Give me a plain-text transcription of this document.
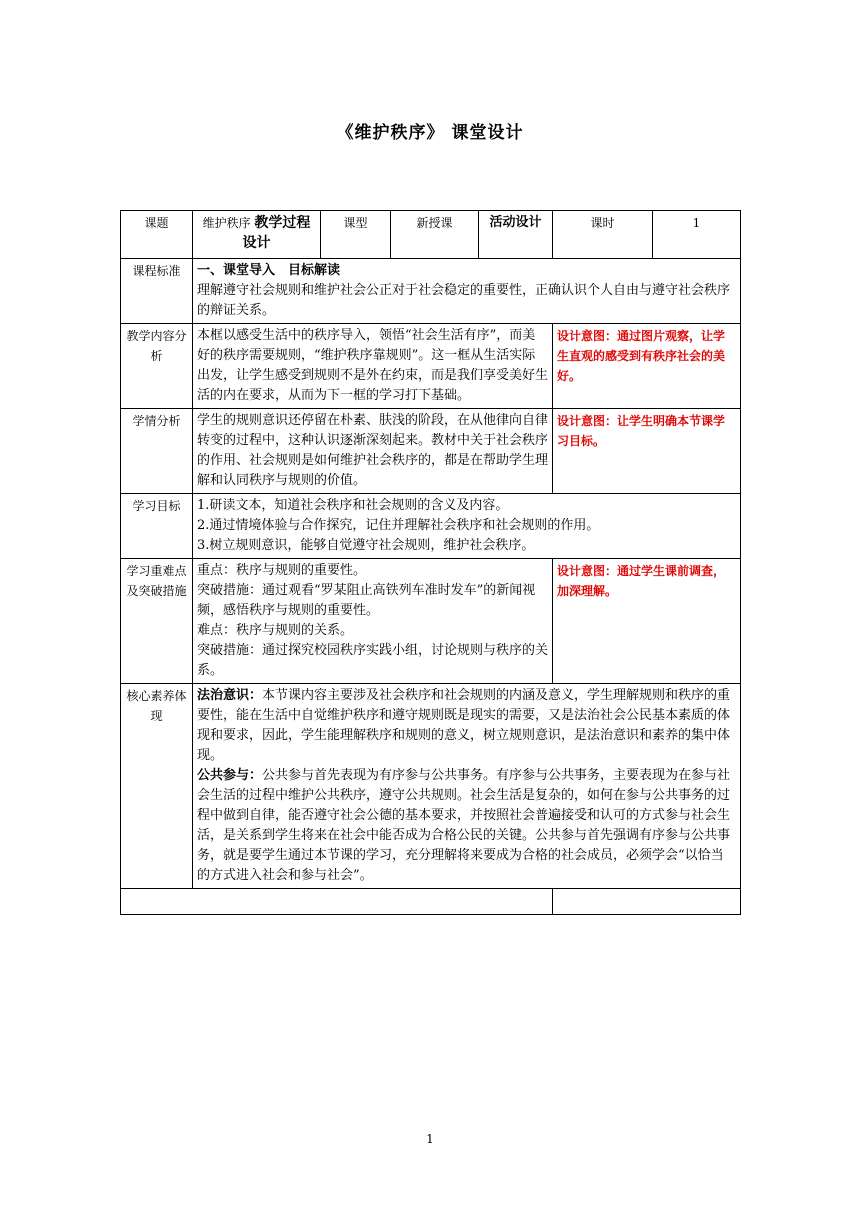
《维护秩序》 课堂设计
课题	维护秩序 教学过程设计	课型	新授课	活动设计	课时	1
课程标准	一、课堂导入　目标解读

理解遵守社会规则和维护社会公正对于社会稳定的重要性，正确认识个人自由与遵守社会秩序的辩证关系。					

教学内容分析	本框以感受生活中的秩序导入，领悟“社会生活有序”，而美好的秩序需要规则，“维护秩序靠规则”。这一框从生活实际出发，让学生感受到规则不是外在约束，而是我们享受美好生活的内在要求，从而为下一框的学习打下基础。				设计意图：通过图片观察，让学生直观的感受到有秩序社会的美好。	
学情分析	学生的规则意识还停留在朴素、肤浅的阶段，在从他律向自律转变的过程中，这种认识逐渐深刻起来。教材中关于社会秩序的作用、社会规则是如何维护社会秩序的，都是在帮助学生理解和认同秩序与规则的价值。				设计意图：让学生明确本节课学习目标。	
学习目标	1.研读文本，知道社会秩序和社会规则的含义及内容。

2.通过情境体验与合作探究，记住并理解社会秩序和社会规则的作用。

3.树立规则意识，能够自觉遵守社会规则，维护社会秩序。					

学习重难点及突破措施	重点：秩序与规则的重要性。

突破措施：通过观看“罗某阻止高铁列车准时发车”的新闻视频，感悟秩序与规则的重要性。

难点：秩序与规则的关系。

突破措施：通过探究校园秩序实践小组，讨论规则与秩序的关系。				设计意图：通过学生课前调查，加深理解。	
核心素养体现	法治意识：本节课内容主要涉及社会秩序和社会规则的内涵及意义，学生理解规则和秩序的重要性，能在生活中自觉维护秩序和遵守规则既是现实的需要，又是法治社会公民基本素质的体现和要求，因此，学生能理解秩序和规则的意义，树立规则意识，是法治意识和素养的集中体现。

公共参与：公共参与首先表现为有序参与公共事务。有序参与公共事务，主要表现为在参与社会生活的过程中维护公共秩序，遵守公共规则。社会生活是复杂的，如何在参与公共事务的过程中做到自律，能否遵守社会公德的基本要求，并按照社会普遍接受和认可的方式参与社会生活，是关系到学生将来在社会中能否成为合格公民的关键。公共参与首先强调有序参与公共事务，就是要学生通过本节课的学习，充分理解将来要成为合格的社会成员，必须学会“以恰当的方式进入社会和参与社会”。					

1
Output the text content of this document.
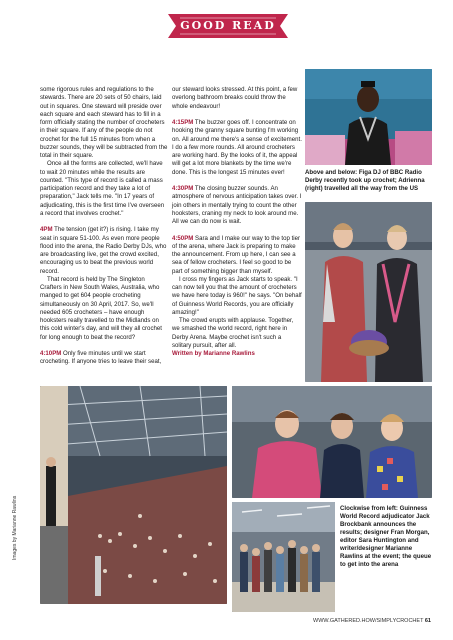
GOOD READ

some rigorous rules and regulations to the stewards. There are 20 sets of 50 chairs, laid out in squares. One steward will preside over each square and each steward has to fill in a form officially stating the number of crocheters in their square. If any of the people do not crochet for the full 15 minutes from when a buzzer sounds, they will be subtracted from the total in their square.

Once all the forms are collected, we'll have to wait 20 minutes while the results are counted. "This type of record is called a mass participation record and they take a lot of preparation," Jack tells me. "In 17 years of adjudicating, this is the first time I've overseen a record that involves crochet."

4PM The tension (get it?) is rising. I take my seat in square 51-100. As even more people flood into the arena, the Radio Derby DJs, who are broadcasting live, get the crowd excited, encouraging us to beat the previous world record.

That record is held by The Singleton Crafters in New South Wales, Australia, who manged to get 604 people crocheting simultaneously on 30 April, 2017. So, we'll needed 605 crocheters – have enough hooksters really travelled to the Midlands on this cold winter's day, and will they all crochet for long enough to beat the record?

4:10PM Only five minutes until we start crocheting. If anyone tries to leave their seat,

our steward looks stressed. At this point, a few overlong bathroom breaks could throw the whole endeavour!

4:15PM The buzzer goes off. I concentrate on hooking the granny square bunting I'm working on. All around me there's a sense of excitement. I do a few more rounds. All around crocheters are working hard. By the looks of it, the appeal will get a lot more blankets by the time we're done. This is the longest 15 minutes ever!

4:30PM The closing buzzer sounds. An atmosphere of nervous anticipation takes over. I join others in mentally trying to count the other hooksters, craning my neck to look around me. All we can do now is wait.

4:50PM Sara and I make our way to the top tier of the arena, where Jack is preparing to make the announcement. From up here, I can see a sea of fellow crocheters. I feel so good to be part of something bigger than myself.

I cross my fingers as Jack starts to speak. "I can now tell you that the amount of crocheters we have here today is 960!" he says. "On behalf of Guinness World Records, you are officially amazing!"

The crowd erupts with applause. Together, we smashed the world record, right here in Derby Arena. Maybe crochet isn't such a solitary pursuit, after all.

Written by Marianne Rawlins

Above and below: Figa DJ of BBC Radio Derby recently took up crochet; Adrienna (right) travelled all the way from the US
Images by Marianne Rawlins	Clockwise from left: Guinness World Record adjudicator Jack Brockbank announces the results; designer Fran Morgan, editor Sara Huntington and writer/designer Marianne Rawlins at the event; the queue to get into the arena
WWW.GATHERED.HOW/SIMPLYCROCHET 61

### What the task requires:
In this exercise, set down all of the data exactly, without the pictures.

### The completed task:
Give me a plain-text transcription of this document.
《维护秩序》 课堂设计
课题	维护秩序 教学过程设计	课型	新授课	活动设计	课时	1
课程标准	一、课堂导入　目标解读

理解遵守社会规则和维护社会公正对于社会稳定的重要性，正确认识个人自由与遵守社会秩序的辩证关系。					

教学内容分析	本框以感受生活中的秩序导入，领悟“社会生活有序”，而美好的秩序需要规则，“维护秩序靠规则”。这一框从生活实际出发，让学生感受到规则不是外在约束，而是我们享受美好生活的内在要求，从而为下一框的学习打下基础。				设计意图：通过图片观察，让学生直观的感受到有秩序社会的美好。	
学情分析	学生的规则意识还停留在朴素、肤浅的阶段，在从他律向自律转变的过程中，这种认识逐渐深刻起来。教材中关于社会秩序的作用、社会规则是如何维护社会秩序的，都是在帮助学生理解和认同秩序与规则的价值。				设计意图：让学生明确本节课学习目标。	
学习目标	1.研读文本，知道社会秩序和社会规则的含义及内容。

2.通过情境体验与合作探究，记住并理解社会秩序和社会规则的作用。

3.树立规则意识，能够自觉遵守社会规则，维护社会秩序。					

学习重难点及突破措施	重点：秩序与规则的重要性。

突破措施：通过观看“罗某阻止高铁列车准时发车”的新闻视频，感悟秩序与规则的重要性。

难点：秩序与规则的关系。

突破措施：通过探究校园秩序实践小组，讨论规则与秩序的关系。				设计意图：通过学生课前调查，加深理解。	
核心素养体现	法治意识：本节课内容主要涉及社会秩序和社会规则的内涵及意义，学生理解规则和秩序的重要性，能在生活中自觉维护秩序和遵守规则既是现实的需要，又是法治社会公民基本素质的体现和要求，因此，学生能理解秩序和规则的意义，树立规则意识，是法治意识和素养的集中体现。

公共参与：公共参与首先表现为有序参与公共事务。有序参与公共事务，主要表现为在参与社会生活的过程中维护公共秩序，遵守公共规则。社会生活是复杂的，如何在参与公共事务的过程中做到自律，能否遵守社会公德的基本要求，并按照社会普遍接受和认可的方式参与社会生活，是关系到学生将来在社会中能否成为合格公民的关键。公共参与首先强调有序参与公共事务，就是要学生通过本节课的学习，充分理解将来要成为合格的社会成员，必须学会“以恰当的方式进入社会和参与社会”。					

1
Output the text content of this document.
GOOD READ

some rigorous rules and regulations to the stewards. There are 20 sets of 50 chairs, laid out in squares. One steward will preside over each square and each steward has to fill in a form officially stating the number of crocheters in their square. If any of the people do not crochet for the full 15 minutes from when a buzzer sounds, they will be subtracted from the total in their square.

Once all the forms are collected, we'll have to wait 20 minutes while the results are counted. "This type of record is called a mass participation record and they take a lot of preparation," Jack tells me. "In 17 years of adjudicating, this is the first time I've overseen a record that involves crochet."

4PM The tension (get it?) is rising. I take my seat in square 51-100. As even more people flood into the arena, the Radio Derby DJs, who are broadcasting live, get the crowd excited, encouraging us to beat the previous world record.

That record is held by The Singleton Crafters in New South Wales, Australia, who manged to get 604 people crocheting simultaneously on 30 April, 2017. So, we'll needed 605 crocheters – have enough hooksters really travelled to the Midlands on this cold winter's day, and will they all crochet for long enough to beat the record?

4:10PM Only five minutes until we start crocheting. If anyone tries to leave their seat,

our steward looks stressed. At this point, a few overlong bathroom breaks could throw the whole endeavour!

4:15PM The buzzer goes off. I concentrate on hooking the granny square bunting I'm working on. All around me there's a sense of excitement. I do a few more rounds. All around crocheters are working hard. By the looks of it, the appeal will get a lot more blankets by the time we're done. This is the longest 15 minutes ever!

4:30PM The closing buzzer sounds. An atmosphere of nervous anticipation takes over. I join others in mentally trying to count the other hooksters, craning my neck to look around me. All we can do now is wait.

4:50PM Sara and I make our way to the top tier of the arena, where Jack is preparing to make the announcement. From up here, I can see a sea of fellow crocheters. I feel so good to be part of something bigger than myself.

I cross my fingers as Jack starts to speak. "I can now tell you that the amount of crocheters we have here today is 960!" he says. "On behalf of Guinness World Records, you are officially amazing!"

The crowd erupts with applause. Together, we smashed the world record, right here in Derby Arena. Maybe crochet isn't such a solitary pursuit, after all.

Written by Marianne Rawlins

Above and below: Figa DJ of BBC Radio Derby recently took up crochet; Adrienna (right) travelled all the way from the US
Images by Marianne Rawlins	Clockwise from left: Guinness World Record adjudicator Jack Brockbank announces the results; designer Fran Morgan, editor Sara Huntington and writer/designer Marianne Rawlins at the event; the queue to get into the arena
WWW.GATHERED.HOW/SIMPLYCROCHET 61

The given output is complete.